╔══

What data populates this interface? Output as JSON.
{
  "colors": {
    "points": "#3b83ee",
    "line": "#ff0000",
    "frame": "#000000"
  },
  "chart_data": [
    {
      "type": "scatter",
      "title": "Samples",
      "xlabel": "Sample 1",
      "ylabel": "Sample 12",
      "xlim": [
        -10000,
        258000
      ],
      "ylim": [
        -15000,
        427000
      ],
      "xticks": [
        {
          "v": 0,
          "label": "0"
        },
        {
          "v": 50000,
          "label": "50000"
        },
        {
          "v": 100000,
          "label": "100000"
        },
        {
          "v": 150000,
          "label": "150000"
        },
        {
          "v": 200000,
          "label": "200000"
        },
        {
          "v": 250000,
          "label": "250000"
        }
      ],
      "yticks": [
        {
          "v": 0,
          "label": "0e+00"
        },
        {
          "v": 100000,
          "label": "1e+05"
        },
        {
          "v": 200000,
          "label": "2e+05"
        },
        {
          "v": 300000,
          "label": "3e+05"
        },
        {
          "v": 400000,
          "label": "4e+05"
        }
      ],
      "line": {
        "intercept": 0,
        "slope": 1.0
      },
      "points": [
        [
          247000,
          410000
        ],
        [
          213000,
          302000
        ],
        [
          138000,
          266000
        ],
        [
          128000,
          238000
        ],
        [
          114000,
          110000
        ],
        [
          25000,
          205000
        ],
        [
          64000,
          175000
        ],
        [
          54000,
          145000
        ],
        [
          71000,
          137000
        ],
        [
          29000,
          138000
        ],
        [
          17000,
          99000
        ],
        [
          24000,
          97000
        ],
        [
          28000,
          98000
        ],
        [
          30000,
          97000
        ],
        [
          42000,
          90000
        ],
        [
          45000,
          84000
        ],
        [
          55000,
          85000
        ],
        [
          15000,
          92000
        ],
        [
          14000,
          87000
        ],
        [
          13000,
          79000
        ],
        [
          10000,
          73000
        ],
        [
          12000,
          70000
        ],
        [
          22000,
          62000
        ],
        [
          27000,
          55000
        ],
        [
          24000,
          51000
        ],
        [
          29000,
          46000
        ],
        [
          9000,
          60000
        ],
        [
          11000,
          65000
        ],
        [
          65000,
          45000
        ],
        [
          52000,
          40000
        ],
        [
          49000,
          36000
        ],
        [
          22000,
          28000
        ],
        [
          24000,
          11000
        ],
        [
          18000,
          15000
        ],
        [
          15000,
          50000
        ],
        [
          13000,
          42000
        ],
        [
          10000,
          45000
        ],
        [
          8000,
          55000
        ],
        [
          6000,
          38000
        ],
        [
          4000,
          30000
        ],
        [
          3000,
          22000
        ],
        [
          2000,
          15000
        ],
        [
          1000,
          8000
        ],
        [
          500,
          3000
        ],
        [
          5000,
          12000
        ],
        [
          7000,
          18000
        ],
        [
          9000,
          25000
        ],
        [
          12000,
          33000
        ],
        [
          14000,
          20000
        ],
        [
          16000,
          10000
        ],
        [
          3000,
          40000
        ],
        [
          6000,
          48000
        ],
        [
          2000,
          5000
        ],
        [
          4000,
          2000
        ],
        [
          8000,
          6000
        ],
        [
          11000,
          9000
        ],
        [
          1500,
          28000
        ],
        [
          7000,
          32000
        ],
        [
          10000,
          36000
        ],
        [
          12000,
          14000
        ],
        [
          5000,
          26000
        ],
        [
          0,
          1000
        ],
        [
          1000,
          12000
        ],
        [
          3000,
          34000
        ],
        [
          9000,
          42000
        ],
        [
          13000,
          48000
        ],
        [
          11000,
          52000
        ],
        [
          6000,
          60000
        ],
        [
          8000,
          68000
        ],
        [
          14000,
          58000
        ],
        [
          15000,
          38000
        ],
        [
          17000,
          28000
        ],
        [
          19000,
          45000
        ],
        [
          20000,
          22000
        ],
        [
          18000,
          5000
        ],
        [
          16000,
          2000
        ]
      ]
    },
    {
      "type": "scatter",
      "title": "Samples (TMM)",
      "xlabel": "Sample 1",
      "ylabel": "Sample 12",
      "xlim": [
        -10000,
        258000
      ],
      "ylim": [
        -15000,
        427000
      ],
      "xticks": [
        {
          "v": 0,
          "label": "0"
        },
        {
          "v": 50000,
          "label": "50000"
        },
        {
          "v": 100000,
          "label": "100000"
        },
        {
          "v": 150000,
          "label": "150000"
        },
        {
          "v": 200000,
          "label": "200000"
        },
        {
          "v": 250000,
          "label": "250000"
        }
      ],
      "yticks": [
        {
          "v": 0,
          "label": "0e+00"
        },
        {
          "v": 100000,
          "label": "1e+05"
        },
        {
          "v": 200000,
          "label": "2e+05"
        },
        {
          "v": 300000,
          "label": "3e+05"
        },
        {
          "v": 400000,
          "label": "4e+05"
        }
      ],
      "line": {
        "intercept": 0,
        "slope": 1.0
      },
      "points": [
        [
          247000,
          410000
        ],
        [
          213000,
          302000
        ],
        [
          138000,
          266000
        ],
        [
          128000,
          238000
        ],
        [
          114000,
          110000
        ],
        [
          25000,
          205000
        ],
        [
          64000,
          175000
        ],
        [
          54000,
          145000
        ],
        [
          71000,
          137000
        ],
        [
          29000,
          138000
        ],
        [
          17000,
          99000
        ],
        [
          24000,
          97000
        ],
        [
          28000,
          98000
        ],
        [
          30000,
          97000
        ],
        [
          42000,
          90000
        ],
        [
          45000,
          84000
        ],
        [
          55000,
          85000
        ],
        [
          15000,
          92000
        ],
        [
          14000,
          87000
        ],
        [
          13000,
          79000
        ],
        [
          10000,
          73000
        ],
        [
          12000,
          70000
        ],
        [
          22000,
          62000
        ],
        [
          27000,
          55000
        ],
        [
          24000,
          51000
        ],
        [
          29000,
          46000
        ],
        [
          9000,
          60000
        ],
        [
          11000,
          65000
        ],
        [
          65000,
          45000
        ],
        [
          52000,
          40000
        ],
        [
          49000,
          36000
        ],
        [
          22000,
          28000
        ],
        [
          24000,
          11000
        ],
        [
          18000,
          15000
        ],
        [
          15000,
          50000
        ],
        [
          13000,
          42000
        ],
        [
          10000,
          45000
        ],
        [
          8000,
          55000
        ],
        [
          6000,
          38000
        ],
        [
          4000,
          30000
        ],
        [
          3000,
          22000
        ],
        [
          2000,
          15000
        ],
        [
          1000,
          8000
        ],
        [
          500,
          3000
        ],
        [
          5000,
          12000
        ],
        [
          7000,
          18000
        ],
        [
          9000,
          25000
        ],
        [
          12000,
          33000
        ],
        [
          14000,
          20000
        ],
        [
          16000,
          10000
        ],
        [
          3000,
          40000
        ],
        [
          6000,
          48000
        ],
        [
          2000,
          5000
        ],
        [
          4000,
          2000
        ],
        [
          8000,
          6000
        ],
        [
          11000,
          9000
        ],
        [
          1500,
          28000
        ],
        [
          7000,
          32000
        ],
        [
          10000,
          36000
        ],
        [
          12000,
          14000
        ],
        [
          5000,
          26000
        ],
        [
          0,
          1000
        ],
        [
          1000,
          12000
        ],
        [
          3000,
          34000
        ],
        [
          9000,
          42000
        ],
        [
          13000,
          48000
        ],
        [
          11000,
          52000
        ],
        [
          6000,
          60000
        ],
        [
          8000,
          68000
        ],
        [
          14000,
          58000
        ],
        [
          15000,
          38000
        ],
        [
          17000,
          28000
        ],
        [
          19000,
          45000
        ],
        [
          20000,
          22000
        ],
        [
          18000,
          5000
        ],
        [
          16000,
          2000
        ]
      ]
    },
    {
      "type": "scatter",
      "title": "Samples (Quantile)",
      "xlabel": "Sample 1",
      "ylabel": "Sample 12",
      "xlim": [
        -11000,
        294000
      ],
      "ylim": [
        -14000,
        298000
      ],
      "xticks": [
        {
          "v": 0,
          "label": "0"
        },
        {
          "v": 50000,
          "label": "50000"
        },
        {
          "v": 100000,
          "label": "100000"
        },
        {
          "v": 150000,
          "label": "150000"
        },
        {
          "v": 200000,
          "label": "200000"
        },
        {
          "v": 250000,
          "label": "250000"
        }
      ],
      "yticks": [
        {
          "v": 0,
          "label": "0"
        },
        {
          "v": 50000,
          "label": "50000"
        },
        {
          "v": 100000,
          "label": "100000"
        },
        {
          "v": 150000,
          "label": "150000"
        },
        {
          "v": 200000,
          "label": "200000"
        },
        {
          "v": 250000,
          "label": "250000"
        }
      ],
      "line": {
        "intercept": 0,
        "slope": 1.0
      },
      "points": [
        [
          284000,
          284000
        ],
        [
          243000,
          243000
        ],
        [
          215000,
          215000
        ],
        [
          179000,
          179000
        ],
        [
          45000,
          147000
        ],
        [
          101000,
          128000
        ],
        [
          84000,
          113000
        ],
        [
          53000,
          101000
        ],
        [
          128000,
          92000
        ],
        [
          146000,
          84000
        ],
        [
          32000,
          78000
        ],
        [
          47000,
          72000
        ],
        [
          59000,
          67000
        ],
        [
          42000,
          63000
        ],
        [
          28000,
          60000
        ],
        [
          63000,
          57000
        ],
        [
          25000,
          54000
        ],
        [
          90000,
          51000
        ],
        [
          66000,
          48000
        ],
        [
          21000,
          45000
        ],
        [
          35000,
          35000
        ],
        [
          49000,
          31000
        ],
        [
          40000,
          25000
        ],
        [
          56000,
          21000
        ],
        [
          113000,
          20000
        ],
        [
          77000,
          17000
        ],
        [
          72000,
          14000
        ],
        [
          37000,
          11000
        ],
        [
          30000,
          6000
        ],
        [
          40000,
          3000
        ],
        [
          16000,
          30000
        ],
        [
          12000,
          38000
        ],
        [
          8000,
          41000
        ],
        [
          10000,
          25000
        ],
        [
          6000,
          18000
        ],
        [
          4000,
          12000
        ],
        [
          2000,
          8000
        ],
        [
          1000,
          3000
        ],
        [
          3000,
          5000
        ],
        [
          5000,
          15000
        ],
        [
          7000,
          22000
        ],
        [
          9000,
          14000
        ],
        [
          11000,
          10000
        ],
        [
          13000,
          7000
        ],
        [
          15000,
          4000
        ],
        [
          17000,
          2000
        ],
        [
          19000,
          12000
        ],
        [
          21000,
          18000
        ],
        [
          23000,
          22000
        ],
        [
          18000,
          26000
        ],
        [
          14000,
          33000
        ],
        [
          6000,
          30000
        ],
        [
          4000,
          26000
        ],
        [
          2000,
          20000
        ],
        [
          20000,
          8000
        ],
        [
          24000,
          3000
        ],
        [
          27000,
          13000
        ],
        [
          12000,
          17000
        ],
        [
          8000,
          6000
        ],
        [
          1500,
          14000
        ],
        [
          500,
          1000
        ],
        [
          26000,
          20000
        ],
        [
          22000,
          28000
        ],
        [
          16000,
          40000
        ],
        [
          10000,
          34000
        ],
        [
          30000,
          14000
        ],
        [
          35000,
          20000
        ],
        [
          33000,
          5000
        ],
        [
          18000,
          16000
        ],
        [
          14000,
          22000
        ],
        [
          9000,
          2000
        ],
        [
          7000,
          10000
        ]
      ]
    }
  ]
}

╚══

### Work to do:
Out of the material above, gather each line where "title" appears.

### Output of the task:
      "title": "Samples",
      "title": "Samples (TMM)",
      "title": "Samples (Quantile)",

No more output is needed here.